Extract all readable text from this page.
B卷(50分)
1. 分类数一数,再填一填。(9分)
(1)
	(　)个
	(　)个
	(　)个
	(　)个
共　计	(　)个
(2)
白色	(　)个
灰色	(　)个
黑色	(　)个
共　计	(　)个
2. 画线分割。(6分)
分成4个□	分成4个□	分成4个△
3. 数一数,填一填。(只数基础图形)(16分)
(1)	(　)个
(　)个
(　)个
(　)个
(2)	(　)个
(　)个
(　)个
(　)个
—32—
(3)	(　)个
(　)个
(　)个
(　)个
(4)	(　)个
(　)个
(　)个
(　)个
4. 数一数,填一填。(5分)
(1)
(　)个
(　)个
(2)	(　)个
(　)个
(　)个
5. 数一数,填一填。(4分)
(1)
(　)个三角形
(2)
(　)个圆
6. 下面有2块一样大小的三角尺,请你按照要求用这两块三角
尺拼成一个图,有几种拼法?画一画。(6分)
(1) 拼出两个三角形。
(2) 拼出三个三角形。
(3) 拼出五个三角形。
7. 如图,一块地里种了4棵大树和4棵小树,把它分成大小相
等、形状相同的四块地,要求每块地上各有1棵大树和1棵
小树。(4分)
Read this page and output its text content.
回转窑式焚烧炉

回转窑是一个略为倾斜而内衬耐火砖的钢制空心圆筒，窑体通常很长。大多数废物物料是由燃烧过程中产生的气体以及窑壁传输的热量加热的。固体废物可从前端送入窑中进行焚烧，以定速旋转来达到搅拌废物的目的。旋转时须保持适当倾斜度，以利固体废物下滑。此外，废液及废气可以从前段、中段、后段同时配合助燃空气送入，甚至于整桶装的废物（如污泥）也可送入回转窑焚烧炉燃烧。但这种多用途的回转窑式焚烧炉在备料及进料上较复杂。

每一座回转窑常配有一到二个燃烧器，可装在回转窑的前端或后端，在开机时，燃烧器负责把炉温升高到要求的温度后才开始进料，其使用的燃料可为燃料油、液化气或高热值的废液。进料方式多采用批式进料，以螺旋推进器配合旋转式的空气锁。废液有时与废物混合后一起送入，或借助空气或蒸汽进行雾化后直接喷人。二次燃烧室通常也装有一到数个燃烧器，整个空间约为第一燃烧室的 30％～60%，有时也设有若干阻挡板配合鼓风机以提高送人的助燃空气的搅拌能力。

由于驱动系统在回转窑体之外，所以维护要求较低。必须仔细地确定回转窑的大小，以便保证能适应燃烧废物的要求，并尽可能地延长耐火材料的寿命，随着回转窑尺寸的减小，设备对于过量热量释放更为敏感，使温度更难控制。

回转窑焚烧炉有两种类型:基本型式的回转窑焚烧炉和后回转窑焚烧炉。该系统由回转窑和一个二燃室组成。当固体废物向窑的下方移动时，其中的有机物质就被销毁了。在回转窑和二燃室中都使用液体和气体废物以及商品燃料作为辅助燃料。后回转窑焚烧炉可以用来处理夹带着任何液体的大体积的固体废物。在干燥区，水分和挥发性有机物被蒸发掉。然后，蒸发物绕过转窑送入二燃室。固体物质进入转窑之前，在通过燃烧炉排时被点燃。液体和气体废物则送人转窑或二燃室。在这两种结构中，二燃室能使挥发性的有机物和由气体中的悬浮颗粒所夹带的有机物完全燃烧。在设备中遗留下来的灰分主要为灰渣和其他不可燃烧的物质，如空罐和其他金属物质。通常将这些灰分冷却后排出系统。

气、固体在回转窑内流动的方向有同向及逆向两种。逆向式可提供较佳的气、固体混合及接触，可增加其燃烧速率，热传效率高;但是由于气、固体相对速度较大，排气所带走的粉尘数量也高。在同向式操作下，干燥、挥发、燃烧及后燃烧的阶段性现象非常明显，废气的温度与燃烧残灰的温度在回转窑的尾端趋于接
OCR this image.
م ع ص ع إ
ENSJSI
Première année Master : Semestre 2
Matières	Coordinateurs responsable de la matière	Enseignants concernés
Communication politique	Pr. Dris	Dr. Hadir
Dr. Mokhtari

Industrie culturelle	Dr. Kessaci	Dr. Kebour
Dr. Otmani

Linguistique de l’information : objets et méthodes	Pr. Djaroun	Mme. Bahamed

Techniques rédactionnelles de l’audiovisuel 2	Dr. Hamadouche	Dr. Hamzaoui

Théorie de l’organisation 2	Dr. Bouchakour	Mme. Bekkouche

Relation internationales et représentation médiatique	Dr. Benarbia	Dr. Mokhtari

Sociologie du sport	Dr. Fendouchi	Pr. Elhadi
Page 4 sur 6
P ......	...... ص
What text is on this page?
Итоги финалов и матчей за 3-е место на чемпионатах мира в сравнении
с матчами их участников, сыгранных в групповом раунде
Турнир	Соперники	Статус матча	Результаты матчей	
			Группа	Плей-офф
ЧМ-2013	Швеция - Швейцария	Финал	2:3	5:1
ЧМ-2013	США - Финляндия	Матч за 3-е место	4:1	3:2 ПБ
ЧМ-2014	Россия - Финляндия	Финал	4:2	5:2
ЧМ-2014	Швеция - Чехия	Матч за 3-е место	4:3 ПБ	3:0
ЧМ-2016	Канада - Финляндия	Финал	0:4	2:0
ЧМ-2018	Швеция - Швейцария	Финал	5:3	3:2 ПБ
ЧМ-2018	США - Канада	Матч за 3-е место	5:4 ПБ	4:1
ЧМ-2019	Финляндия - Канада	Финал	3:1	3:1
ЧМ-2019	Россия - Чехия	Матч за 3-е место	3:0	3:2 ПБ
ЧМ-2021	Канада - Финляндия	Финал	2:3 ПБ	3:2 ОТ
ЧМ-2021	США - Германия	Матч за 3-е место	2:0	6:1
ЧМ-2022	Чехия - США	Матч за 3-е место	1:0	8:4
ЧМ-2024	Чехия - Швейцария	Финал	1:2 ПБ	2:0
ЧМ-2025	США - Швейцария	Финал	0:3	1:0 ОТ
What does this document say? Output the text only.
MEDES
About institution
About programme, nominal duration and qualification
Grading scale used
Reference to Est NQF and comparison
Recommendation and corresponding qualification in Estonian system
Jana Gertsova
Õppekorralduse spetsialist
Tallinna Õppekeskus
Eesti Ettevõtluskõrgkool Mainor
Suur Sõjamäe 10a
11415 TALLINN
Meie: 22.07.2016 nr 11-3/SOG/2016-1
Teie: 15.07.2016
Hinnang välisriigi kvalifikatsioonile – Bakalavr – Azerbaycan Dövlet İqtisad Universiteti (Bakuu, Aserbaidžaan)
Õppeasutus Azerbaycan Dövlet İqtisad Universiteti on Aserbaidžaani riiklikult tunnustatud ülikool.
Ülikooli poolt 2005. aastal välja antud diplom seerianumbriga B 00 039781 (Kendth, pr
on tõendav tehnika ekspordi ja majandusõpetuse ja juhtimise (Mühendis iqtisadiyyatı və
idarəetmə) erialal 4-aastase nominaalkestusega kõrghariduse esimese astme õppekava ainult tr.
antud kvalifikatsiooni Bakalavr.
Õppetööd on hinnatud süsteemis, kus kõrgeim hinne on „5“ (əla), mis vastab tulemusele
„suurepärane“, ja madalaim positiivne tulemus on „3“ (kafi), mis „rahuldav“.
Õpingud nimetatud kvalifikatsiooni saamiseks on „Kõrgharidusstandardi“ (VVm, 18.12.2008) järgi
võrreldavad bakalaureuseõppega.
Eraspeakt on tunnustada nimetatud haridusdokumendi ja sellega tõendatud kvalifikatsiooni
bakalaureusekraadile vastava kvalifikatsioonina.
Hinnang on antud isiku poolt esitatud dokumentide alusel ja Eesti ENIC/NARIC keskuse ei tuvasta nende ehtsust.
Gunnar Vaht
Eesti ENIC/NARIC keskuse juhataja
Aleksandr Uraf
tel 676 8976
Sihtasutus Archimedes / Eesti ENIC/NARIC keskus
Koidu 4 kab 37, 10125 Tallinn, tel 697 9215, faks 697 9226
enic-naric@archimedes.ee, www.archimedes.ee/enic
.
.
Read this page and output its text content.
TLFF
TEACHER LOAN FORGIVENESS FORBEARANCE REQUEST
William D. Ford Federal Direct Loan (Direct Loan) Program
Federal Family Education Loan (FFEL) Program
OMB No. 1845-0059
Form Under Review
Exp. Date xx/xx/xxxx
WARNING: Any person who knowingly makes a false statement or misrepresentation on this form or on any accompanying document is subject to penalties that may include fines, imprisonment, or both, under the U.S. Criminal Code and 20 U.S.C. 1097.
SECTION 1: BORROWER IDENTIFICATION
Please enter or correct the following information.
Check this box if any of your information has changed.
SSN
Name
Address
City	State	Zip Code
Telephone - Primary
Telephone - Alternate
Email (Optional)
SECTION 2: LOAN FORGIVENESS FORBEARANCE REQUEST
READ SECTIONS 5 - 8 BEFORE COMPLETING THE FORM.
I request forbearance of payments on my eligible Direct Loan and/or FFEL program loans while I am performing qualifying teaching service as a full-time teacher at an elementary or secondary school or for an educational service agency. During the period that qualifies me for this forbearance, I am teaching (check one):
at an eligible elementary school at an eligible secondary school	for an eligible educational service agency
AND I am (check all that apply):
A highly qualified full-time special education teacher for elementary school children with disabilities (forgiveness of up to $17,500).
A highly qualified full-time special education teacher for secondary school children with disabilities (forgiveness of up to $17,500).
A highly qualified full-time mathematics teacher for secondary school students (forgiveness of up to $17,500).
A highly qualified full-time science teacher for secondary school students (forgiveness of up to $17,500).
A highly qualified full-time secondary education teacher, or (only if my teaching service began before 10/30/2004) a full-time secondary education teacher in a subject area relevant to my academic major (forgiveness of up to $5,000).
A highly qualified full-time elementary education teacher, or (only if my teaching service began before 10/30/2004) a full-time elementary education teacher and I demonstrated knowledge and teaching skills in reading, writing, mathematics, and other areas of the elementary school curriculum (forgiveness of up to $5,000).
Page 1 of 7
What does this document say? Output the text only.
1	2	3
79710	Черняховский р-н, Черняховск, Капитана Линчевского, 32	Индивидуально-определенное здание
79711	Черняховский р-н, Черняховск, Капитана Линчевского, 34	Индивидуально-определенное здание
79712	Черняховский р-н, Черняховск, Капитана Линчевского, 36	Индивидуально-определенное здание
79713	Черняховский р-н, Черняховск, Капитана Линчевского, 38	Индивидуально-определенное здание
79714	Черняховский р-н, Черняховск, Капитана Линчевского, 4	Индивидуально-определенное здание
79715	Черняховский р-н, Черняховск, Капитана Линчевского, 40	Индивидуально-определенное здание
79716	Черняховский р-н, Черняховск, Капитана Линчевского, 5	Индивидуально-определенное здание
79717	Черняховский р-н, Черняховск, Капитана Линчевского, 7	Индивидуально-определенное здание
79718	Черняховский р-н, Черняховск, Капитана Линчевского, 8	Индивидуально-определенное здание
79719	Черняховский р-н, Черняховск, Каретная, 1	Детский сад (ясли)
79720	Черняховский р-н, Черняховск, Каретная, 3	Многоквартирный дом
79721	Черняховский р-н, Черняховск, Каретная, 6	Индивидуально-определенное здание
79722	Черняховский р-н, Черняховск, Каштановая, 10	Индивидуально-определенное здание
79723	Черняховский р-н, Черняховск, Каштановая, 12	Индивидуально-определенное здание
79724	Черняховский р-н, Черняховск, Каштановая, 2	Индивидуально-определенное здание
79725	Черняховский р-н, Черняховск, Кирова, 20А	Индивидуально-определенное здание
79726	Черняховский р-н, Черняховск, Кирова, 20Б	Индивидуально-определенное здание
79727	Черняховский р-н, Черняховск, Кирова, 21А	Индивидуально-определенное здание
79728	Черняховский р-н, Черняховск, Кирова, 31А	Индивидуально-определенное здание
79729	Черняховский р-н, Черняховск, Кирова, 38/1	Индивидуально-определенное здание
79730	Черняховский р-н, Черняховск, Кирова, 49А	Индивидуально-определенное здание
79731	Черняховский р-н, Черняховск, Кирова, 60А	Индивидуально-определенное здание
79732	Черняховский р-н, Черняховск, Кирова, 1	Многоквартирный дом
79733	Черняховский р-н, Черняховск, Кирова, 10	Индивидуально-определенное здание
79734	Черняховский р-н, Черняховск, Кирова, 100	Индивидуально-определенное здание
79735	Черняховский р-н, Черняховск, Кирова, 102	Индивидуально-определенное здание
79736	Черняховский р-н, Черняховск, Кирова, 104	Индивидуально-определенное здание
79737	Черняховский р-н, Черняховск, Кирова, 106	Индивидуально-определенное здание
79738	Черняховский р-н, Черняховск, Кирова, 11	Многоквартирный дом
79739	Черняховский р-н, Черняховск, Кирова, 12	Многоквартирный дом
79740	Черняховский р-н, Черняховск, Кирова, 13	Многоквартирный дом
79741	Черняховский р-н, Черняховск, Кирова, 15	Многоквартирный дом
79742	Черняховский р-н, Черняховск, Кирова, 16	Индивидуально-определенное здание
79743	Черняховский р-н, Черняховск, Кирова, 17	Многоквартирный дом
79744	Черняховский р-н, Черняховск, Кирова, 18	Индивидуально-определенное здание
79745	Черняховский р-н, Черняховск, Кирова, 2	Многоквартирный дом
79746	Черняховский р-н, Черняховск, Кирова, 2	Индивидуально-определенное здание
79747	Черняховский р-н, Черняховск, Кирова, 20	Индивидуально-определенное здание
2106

════════════════

— EXERCISE TASK —
Tally how many lines in the material above hold the word "Direct". Write only that number.

— RESPONSE —
2